[BEGIN Records for this task]

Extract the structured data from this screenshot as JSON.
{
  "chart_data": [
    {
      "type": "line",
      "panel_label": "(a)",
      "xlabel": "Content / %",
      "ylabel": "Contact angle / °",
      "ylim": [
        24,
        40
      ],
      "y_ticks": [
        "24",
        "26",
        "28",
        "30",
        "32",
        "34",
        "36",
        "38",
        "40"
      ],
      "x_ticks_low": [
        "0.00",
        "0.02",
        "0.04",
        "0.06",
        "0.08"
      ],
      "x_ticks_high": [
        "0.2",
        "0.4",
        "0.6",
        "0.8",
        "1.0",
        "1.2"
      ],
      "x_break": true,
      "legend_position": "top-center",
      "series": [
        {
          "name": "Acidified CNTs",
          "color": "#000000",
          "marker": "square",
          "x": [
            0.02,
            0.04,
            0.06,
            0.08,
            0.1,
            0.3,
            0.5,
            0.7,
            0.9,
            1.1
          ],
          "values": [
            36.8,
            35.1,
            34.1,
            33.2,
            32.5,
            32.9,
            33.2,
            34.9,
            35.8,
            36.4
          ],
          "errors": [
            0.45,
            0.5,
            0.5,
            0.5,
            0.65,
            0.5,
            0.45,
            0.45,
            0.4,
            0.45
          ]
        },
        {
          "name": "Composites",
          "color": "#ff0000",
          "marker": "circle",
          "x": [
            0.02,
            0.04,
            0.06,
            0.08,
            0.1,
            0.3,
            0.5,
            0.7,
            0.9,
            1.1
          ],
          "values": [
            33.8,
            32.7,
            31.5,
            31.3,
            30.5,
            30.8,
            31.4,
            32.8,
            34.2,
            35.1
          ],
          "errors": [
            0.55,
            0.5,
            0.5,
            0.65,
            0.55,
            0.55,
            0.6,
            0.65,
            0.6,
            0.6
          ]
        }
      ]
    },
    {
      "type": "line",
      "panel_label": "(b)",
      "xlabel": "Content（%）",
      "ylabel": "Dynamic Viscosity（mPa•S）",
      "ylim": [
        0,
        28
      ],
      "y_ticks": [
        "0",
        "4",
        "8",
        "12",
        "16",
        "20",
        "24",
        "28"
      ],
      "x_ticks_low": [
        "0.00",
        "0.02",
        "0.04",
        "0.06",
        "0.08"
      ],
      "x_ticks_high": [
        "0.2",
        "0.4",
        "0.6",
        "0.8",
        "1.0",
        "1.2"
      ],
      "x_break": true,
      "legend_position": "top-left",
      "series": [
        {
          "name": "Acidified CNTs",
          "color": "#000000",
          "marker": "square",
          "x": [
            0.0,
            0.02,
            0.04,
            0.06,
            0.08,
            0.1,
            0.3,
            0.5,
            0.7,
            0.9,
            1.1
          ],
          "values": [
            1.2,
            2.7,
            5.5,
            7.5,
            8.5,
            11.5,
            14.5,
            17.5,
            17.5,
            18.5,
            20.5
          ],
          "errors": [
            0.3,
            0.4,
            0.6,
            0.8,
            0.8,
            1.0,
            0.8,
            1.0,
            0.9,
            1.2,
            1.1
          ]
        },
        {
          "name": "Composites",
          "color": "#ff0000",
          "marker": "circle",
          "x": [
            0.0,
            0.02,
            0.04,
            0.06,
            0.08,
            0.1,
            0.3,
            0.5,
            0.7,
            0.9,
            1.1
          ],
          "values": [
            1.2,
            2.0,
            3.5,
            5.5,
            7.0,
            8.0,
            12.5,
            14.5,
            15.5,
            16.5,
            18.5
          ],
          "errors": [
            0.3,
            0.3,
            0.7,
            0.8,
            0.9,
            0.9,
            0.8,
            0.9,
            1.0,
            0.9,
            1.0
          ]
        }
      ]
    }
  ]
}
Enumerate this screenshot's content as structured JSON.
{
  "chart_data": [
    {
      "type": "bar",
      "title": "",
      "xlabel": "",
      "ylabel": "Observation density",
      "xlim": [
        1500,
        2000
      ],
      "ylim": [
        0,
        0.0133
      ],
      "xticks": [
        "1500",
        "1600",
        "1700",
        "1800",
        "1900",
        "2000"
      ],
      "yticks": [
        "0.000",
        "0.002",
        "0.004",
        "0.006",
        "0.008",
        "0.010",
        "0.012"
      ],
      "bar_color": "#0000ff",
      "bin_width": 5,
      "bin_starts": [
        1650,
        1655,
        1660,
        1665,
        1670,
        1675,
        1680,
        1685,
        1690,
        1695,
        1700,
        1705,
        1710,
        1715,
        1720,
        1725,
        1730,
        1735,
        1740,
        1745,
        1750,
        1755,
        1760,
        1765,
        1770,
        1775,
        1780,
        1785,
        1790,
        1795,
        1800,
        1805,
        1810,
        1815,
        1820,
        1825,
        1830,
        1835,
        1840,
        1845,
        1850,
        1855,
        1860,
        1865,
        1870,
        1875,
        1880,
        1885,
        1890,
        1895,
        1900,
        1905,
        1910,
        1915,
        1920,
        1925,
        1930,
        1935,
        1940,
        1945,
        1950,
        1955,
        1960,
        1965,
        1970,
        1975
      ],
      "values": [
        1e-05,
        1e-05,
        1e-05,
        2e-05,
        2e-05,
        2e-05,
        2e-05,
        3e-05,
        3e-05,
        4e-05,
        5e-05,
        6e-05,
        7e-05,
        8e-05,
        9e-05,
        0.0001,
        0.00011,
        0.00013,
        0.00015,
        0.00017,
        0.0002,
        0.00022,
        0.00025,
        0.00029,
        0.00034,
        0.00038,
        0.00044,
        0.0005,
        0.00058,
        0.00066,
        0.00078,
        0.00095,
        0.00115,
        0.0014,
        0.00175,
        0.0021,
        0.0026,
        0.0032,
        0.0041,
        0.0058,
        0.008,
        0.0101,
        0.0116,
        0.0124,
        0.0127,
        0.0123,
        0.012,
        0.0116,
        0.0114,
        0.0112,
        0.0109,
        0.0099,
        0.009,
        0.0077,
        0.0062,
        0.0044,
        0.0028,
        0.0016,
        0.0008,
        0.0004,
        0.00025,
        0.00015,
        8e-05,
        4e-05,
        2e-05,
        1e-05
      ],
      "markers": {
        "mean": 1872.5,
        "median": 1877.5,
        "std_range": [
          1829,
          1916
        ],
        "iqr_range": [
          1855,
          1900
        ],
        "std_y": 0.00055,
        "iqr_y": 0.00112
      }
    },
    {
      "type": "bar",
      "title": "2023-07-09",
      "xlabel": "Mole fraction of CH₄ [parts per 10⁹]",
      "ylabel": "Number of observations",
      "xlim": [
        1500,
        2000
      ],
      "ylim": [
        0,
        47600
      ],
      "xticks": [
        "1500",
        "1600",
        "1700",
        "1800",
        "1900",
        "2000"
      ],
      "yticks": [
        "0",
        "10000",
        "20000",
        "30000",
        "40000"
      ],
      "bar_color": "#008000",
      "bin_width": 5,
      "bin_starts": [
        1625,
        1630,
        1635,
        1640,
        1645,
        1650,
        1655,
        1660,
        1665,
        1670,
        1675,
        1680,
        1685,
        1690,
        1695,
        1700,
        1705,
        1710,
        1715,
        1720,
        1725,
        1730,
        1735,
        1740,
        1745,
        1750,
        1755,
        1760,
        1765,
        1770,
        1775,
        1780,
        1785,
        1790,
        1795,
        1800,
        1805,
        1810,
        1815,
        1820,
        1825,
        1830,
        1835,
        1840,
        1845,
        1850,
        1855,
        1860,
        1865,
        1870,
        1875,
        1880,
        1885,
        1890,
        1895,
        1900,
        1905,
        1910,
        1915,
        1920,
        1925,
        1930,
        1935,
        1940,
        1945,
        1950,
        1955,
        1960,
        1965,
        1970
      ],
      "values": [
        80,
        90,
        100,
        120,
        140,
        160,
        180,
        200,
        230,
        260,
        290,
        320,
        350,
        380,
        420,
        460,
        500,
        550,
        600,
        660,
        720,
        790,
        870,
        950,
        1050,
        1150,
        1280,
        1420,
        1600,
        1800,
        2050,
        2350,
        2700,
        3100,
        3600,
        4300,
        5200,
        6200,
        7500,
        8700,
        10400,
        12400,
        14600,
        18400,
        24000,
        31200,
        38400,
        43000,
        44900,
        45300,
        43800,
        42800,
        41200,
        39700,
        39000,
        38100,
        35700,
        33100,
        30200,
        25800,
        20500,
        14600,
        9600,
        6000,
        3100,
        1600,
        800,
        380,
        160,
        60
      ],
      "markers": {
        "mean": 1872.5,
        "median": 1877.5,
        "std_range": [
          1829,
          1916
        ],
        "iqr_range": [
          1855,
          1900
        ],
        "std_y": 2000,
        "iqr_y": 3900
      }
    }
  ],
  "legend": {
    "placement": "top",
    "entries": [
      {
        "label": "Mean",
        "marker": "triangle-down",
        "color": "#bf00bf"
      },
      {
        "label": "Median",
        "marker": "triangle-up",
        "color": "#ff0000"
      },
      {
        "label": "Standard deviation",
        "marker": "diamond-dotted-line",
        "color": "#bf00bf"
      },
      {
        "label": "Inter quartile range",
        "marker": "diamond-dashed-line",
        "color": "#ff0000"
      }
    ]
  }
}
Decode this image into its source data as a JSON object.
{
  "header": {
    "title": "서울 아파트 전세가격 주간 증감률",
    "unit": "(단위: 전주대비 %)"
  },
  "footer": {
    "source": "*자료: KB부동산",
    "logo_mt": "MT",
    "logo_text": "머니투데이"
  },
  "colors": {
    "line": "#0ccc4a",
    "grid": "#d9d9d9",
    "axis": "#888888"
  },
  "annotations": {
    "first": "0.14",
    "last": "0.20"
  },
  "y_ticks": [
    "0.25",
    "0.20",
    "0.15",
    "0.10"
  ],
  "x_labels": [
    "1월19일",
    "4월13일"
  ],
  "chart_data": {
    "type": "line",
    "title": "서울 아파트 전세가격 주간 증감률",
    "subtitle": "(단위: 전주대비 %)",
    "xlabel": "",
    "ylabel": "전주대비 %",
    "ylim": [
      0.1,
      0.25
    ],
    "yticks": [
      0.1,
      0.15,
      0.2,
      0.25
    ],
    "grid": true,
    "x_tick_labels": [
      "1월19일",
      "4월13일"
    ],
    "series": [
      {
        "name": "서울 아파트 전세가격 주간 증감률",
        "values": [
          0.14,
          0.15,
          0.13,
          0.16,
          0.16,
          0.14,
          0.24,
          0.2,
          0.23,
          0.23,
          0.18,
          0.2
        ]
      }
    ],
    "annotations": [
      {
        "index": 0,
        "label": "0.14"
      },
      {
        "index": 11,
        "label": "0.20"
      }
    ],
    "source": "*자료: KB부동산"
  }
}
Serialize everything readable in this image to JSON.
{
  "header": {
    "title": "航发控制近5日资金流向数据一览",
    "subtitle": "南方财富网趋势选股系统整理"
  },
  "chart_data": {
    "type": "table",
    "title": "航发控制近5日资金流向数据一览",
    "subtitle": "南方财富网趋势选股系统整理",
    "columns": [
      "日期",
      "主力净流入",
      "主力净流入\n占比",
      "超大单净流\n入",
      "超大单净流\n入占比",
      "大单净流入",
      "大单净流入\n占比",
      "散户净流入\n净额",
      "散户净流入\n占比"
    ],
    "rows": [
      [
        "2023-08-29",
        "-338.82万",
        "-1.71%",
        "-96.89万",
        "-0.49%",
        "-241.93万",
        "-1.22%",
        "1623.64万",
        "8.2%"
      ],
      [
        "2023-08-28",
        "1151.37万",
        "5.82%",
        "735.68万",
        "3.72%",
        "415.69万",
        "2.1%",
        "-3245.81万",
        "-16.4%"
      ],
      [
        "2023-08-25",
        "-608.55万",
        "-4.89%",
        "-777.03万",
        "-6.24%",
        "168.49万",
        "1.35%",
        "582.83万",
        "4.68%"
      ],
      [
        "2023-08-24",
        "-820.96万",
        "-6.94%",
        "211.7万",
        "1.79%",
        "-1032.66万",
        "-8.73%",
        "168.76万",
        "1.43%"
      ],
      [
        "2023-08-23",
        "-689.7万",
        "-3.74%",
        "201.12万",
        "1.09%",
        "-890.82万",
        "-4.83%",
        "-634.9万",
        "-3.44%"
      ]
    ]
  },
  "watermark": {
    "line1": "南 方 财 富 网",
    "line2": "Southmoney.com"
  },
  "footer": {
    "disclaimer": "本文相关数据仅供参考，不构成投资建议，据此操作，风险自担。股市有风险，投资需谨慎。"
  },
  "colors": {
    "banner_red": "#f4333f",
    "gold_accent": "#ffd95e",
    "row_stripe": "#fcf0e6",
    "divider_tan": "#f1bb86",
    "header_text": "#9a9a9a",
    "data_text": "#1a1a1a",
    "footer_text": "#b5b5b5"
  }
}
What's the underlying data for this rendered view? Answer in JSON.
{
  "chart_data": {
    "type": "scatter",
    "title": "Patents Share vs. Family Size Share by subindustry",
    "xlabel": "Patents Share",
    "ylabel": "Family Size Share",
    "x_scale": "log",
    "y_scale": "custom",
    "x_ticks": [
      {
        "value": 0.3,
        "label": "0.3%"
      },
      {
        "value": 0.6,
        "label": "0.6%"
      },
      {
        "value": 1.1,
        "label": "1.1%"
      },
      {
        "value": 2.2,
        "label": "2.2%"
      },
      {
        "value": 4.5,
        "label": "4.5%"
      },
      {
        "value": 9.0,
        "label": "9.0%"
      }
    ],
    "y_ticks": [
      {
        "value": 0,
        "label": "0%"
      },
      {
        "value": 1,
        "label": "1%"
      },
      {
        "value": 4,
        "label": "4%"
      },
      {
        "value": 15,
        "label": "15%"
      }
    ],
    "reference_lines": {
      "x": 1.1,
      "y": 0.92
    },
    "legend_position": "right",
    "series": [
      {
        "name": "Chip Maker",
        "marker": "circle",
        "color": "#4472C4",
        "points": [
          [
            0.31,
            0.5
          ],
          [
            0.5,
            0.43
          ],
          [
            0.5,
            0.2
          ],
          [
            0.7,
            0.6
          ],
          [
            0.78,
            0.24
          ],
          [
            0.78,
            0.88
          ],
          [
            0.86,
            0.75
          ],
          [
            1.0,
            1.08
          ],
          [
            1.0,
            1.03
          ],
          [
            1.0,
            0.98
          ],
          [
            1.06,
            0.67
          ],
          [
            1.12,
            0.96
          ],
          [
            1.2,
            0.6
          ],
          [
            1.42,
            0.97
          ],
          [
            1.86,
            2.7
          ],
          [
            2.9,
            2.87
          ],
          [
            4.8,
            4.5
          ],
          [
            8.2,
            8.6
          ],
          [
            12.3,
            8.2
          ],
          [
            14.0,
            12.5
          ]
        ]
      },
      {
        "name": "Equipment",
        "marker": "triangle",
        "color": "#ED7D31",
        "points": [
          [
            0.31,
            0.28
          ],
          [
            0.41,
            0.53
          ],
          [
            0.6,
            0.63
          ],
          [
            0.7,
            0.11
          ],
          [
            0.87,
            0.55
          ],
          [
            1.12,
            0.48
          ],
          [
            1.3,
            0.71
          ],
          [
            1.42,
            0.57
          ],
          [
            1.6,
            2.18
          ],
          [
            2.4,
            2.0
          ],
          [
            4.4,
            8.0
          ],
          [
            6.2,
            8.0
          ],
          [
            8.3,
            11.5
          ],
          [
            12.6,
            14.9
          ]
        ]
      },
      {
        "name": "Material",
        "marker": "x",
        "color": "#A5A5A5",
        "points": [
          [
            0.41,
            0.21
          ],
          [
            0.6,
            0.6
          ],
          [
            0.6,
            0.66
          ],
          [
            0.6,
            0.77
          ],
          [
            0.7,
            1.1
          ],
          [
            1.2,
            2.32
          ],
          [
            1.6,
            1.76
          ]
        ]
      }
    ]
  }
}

[END Records for this task]

**What you are asked to do:** From the listing above, collect each line in which the string "screenshot" appears.

**Correct result:**
Extract the structured data from this screenshot as JSON.
Enumerate this screenshot's content as structured JSON.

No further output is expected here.